The records below hold pictures; please leave those out and retype the rest exactly.

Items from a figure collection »
..............................
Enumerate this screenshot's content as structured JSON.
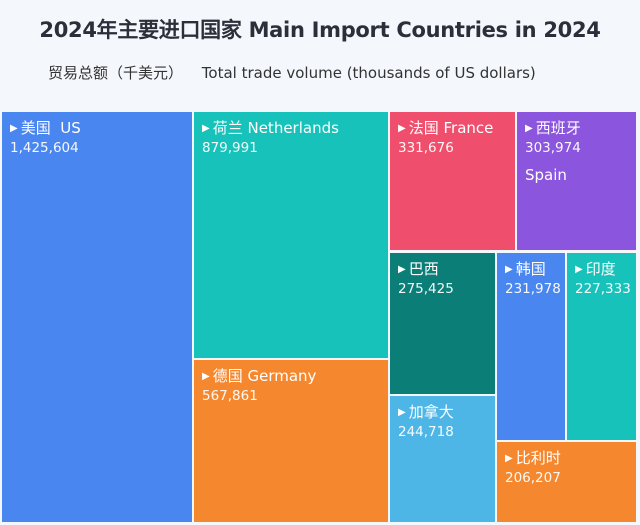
{
  "chart_data": {
    "type": "treemap",
    "title": "2024年主要进口国家 Main Import Countries in 2024",
    "subtitle_cn": "贸易总额（千美元）",
    "subtitle_en": "Total trade volume (thousands of US dollars)",
    "items": [
      {
        "name": "美国",
        "name_en": "US",
        "value": 1425604,
        "value_label": "1,425,604",
        "color": "#4a86f0"
      },
      {
        "name": "荷兰",
        "name_en": "Netherlands",
        "value": 879991,
        "value_label": "879,991",
        "color": "#16c2b9"
      },
      {
        "name": "德国",
        "name_en": "Germany",
        "value": 567861,
        "value_label": "567,861",
        "color": "#f5882f"
      },
      {
        "name": "法国",
        "name_en": "France",
        "value": 331676,
        "value_label": "331,676",
        "color": "#ef4f6d"
      },
      {
        "name": "西班牙",
        "name_en": "Spain",
        "value": 303974,
        "value_label": "303,974",
        "color": "#8c55de"
      },
      {
        "name": "巴西",
        "name_en": "",
        "value": 275425,
        "value_label": "275,425",
        "color": "#0b7e78"
      },
      {
        "name": "加拿大",
        "name_en": "",
        "value": 244718,
        "value_label": "244,718",
        "color": "#4db6e6"
      },
      {
        "name": "韩国",
        "name_en": "",
        "value": 231978,
        "value_label": "231,978",
        "color": "#4a86f0"
      },
      {
        "name": "印度",
        "name_en": "",
        "value": 227333,
        "value_label": "227,333",
        "color": "#16c2b9"
      },
      {
        "name": "比利时",
        "name_en": "",
        "value": 206207,
        "value_label": "206,207",
        "color": "#f5882f"
      }
    ]
  }
}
..............................
Response »
Enumerate this screenshot's content as structured JSON.
{
  "chart_data": {
    "type": "treemap",
    "title": "2024年主要进口国家 Main Import Countries in 2024",
    "subtitle_cn": "贸易总额（千美元）",
    "subtitle_en": "Total trade volume (thousands of US dollars)",
    "items": [
      {
        "name": "美国",
        "name_en": "US",
        "value": 1425604,
        "value_label": "1,425,604",
        "color": "#4a86f0"
      },
      {
        "name": "荷兰",
        "name_en": "Netherlands",
        "value": 879991,
        "value_label": "879,991",
        "color": "#16c2b9"
      },
      {
        "name": "德国",
        "name_en": "Germany",
        "value": 567861,
        "value_label": "567,861",
        "color": "#f5882f"
      },
      {
        "name": "法国",
        "name_en": "France",
        "value": 331676,
        "value_label": "331,676",
        "color": "#ef4f6d"
      },
      {
        "name": "西班牙",
        "name_en": "Spain",
        "value": 303974,
        "value_label": "303,974",
        "color": "#8c55de"
      },
      {
        "name": "巴西",
        "name_en": "",
        "value": 275425,
        "value_label": "275,425",
        "color": "#0b7e78"
      },
      {
        "name": "加拿大",
        "name_en": "",
        "value": 244718,
        "value_label": "244,718",
        "color": "#4db6e6"
      },
      {
        "name": "韩国",
        "name_en": "",
        "value": 231978,
        "value_label": "231,978",
        "color": "#4a86f0"
      },
      {
        "name": "印度",
        "name_en": "",
        "value": 227333,
        "value_label": "227,333",
        "color": "#16c2b9"
      },
      {
        "name": "比利时",
        "name_en": "",
        "value": 206207,
        "value_label": "206,207",
        "color": "#f5882f"
      }
    ]
  }
}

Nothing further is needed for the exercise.